▸ **Task to complete**
In the records below, copy word for word everything from the line containing "address-line1-link[interactable]: 9300 5th" down to the line containing "address-line2-link[interactable]: Oak Lawn, Illinois", with both of those lines included and nothing else.

(Items from a dataset)
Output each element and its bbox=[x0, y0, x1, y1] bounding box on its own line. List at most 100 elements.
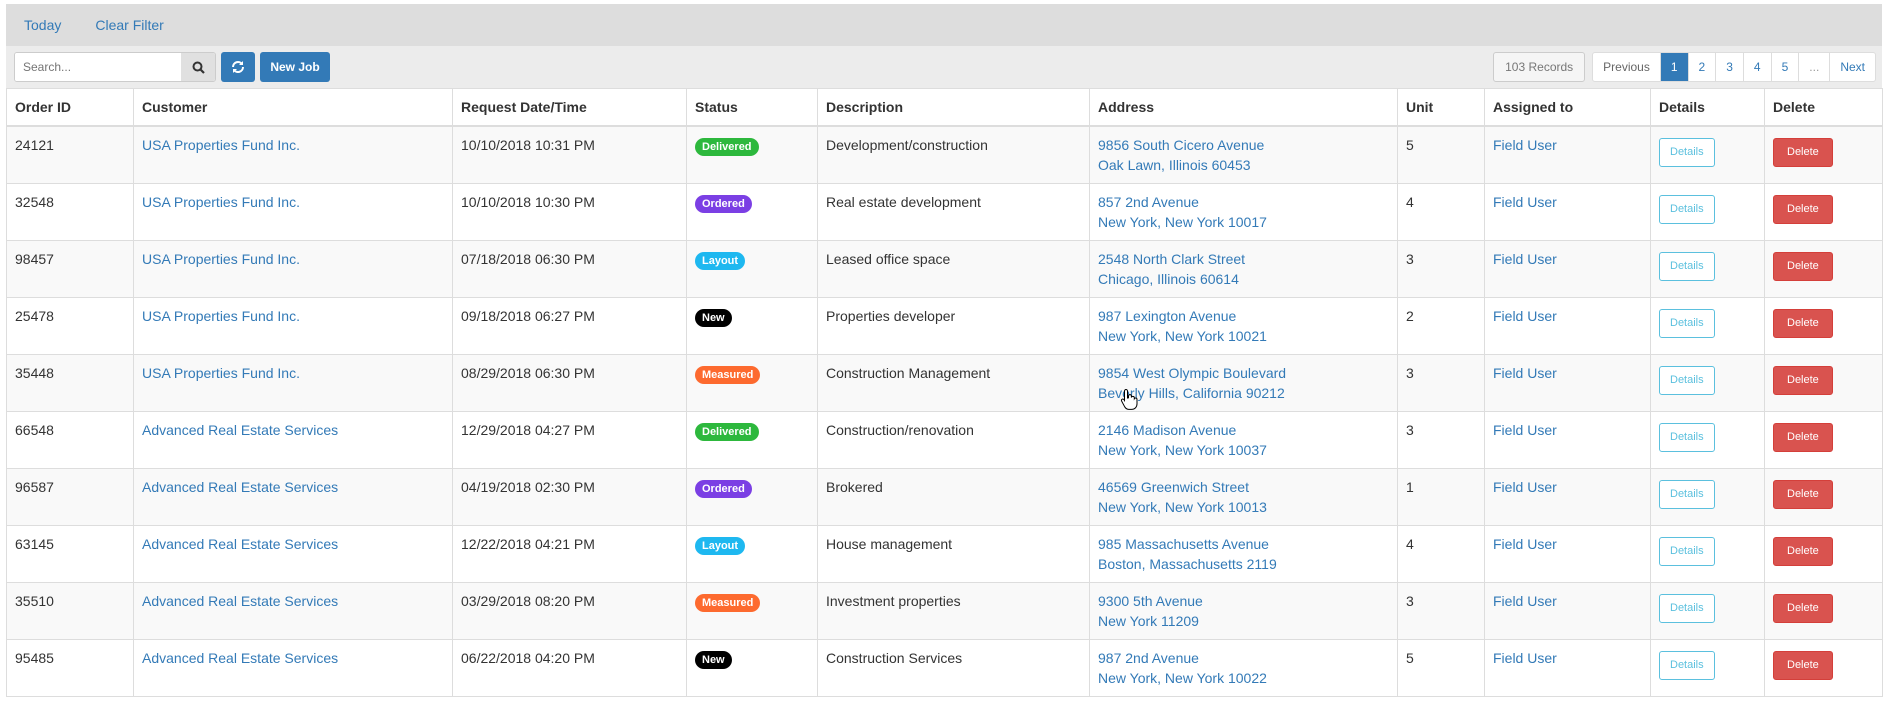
address-line1-link[interactable]: 9300 5th Avenue bbox=[1098, 592, 1203, 609]
address-line1-link[interactable]: 2548 North Clark Street bbox=[1098, 250, 1246, 267]
assigned-user-link[interactable]: Field User bbox=[1493, 592, 1557, 609]
delete-button[interactable]: Delete bbox=[1773, 251, 1833, 281]
delete-button[interactable]: Delete bbox=[1773, 536, 1833, 566]
column-header-delete[interactable]: Delete bbox=[1764, 88, 1883, 127]
assigned-user-link[interactable]: Field User bbox=[1493, 649, 1557, 666]
assigned-cell: Field User bbox=[1484, 182, 1651, 241]
address-line1-link[interactable]: 987 Lexington Avenue bbox=[1098, 307, 1237, 324]
details-button[interactable]: Details bbox=[1659, 479, 1715, 509]
column-header-customer[interactable]: Customer bbox=[133, 88, 453, 127]
table-row: 66548 Advanced Real Estate Services 12/29/… bbox=[6, 410, 1883, 469]
new-job-button[interactable]: New Job bbox=[260, 52, 330, 82]
today-filter-link[interactable]: Today bbox=[24, 17, 62, 33]
request-date: 09/18/2018 06:27 PM bbox=[452, 296, 687, 355]
assigned-user-link[interactable]: Field User bbox=[1493, 535, 1557, 552]
details-button[interactable]: Details bbox=[1659, 422, 1715, 452]
assigned-cell: Field User bbox=[1484, 410, 1651, 469]
search-group bbox=[14, 52, 216, 82]
search-button[interactable] bbox=[181, 53, 215, 81]
address-line2-link[interactable]: Oak Lawn, Illinois 60453 bbox=[1098, 156, 1251, 173]
delete-button[interactable]: Delete bbox=[1773, 422, 1833, 452]
address-line1-link[interactable]: 2146 Madison Avenue bbox=[1098, 421, 1237, 438]
delete-button[interactable]: Delete bbox=[1773, 194, 1833, 224]
order-id: 96587 bbox=[6, 467, 134, 526]
column-header-assigned-to[interactable]: Assigned to bbox=[1484, 88, 1651, 127]
column-header-details[interactable]: Details bbox=[1650, 88, 1765, 127]
details-button[interactable]: Details bbox=[1659, 365, 1715, 395]
address-line1-link[interactable]: 9854 West Olympic Boulevard bbox=[1098, 364, 1287, 381]
address-line1-link[interactable]: 985 Massachusetts Avenue bbox=[1098, 535, 1269, 552]
customer-link[interactable]: USA Properties Fund Inc. bbox=[142, 136, 300, 153]
customer-link[interactable]: Advanced Real Estate Services bbox=[142, 649, 339, 666]
page-5-button[interactable]: 5 bbox=[1770, 53, 1799, 81]
status-cell: New bbox=[686, 296, 818, 355]
request-date: 07/18/2018 06:30 PM bbox=[452, 239, 687, 298]
page-2-button[interactable]: 2 bbox=[1687, 53, 1716, 81]
details-button[interactable]: Details bbox=[1659, 251, 1715, 281]
customer-link[interactable]: USA Properties Fund Inc. bbox=[142, 364, 300, 381]
column-header-request-date-time[interactable]: Request Date/Time bbox=[452, 88, 687, 127]
delete-button[interactable]: Delete bbox=[1773, 593, 1833, 623]
customer-link[interactable]: USA Properties Fund Inc. bbox=[142, 250, 300, 267]
delete-button[interactable]: Delete bbox=[1773, 650, 1833, 680]
details-button[interactable]: Details bbox=[1659, 650, 1715, 680]
next-page-button[interactable]: Next bbox=[1829, 53, 1875, 81]
delete-cell: Delete bbox=[1764, 467, 1883, 526]
assigned-user-link[interactable]: Field User bbox=[1493, 478, 1557, 495]
assigned-cell: Field User bbox=[1484, 581, 1651, 640]
search-input[interactable] bbox=[15, 53, 181, 81]
column-header-unit[interactable]: Unit bbox=[1397, 88, 1485, 127]
page-1-button[interactable]: 1 bbox=[1659, 53, 1688, 81]
status-cell: Ordered bbox=[686, 182, 818, 241]
assigned-user-link[interactable]: Field User bbox=[1493, 193, 1557, 210]
order-id: 63145 bbox=[6, 524, 134, 583]
address-line1-link[interactable]: 987 2nd Avenue bbox=[1098, 649, 1199, 666]
assigned-user-link[interactable]: Field User bbox=[1493, 136, 1557, 153]
address-line1-link[interactable]: 46569 Greenwich Street bbox=[1098, 478, 1249, 495]
assigned-user-link[interactable]: Field User bbox=[1493, 421, 1557, 438]
assigned-user-link[interactable]: Field User bbox=[1493, 307, 1557, 324]
assigned-user-link[interactable]: Field User bbox=[1493, 250, 1557, 267]
refresh-button[interactable] bbox=[221, 52, 255, 82]
clear-filter-link[interactable]: Clear Filter bbox=[95, 17, 164, 33]
details-button[interactable]: Details bbox=[1659, 137, 1715, 167]
delete-button[interactable]: Delete bbox=[1773, 365, 1833, 395]
column-header-address[interactable]: Address bbox=[1089, 88, 1398, 127]
details-button[interactable]: Details bbox=[1659, 308, 1715, 338]
address-line2-link[interactable]: Beverly Hills, California 90212 bbox=[1098, 384, 1285, 401]
address-line2-link[interactable]: New York, New York 10022 bbox=[1098, 669, 1267, 686]
address-line2-link[interactable]: New York 11209 bbox=[1098, 612, 1199, 629]
unit: 2 bbox=[1397, 296, 1485, 355]
address-line2-link[interactable]: Chicago, Illinois 60614 bbox=[1098, 270, 1239, 287]
address-line2-link[interactable]: New York, New York 10013 bbox=[1098, 498, 1267, 515]
previous-page-button[interactable]: Previous bbox=[1603, 60, 1650, 74]
address-line1-link[interactable]: 857 2nd Avenue bbox=[1098, 193, 1199, 210]
details-button[interactable]: Details bbox=[1659, 194, 1715, 224]
details-cell: Details bbox=[1650, 125, 1765, 184]
page-3-button[interactable]: 3 bbox=[1715, 53, 1743, 81]
customer-link[interactable]: Advanced Real Estate Services bbox=[142, 592, 339, 609]
customer-link[interactable]: Advanced Real Estate Services bbox=[142, 478, 339, 495]
request-date: 03/29/2018 08:20 PM bbox=[452, 581, 687, 640]
details-button[interactable]: Details bbox=[1659, 536, 1715, 566]
address-line2-link[interactable]: New York, New York 10021 bbox=[1098, 327, 1267, 344]
delete-button[interactable]: Delete bbox=[1773, 137, 1833, 167]
column-header-description[interactable]: Description bbox=[817, 88, 1090, 127]
table-row: 24121 USA Properties Fund Inc. 10/10/2018 … bbox=[6, 125, 1883, 184]
customer-link[interactable]: USA Properties Fund Inc. bbox=[142, 307, 300, 324]
address-line2-link[interactable]: New York, New York 10037 bbox=[1098, 441, 1267, 458]
column-header-status[interactable]: Status bbox=[686, 88, 818, 127]
customer-link[interactable]: Advanced Real Estate Services bbox=[142, 535, 339, 552]
customer-link[interactable]: USA Properties Fund Inc. bbox=[142, 193, 300, 210]
address-line2-link[interactable]: New York, New York 10017 bbox=[1098, 213, 1267, 230]
details-button[interactable]: Details bbox=[1659, 593, 1715, 623]
address-line2-link[interactable]: Boston, Massachusetts 2119 bbox=[1098, 555, 1277, 572]
customer-link[interactable]: Advanced Real Estate Services bbox=[142, 421, 339, 438]
delete-button[interactable]: Delete bbox=[1773, 479, 1833, 509]
jobs-panel: Today Clear Filter New Job 103 Records P… bbox=[6, 4, 1883, 697]
assigned-user-link[interactable]: Field User bbox=[1493, 364, 1557, 381]
address-line1-link[interactable]: 9856 South Cicero Avenue bbox=[1098, 136, 1265, 153]
delete-button[interactable]: Delete bbox=[1773, 308, 1833, 338]
page-4-button[interactable]: 4 bbox=[1742, 53, 1771, 81]
column-header-order-id[interactable]: Order ID bbox=[6, 88, 134, 127]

▸ **Task result**
address-line1-link[interactable]: 9300 5th Avenue bbox=[1098, 592, 1203, 609]
address-line1-link[interactable]: 2548 North Clark Street bbox=[1098, 250, 1246, 267]
assigned-user-link[interactable]: Field User bbox=[1493, 592, 1557, 609]
delete-button[interactable]: Delete bbox=[1773, 251, 1833, 281]
delete-button[interactable]: Delete bbox=[1773, 536, 1833, 566]
column-header-delete[interactable]: Delete bbox=[1764, 88, 1883, 127]
assigned-user-link[interactable]: Field User bbox=[1493, 649, 1557, 666]
assigned-cell: Field User bbox=[1484, 182, 1651, 241]
address-line1-link[interactable]: 987 Lexington Avenue bbox=[1098, 307, 1237, 324]
details-button[interactable]: Details bbox=[1659, 479, 1715, 509]
column-header-customer[interactable]: Customer bbox=[133, 88, 453, 127]
table-row: 66548 Advanced Real Estate Services 12/29/… bbox=[6, 410, 1883, 469]
new-job-button[interactable]: New Job bbox=[260, 52, 330, 82]
today-filter-link[interactable]: Today bbox=[24, 17, 62, 33]
request-date: 09/18/2018 06:27 PM bbox=[452, 296, 687, 355]
assigned-user-link[interactable]: Field User bbox=[1493, 535, 1557, 552]
details-button[interactable]: Details bbox=[1659, 422, 1715, 452]
assigned-cell: Field User bbox=[1484, 410, 1651, 469]
search-group bbox=[14, 52, 216, 82]
search-button[interactable] bbox=[181, 53, 215, 81]
address-line2-link[interactable]: Oak Lawn, Illinois 60453 bbox=[1098, 156, 1251, 173]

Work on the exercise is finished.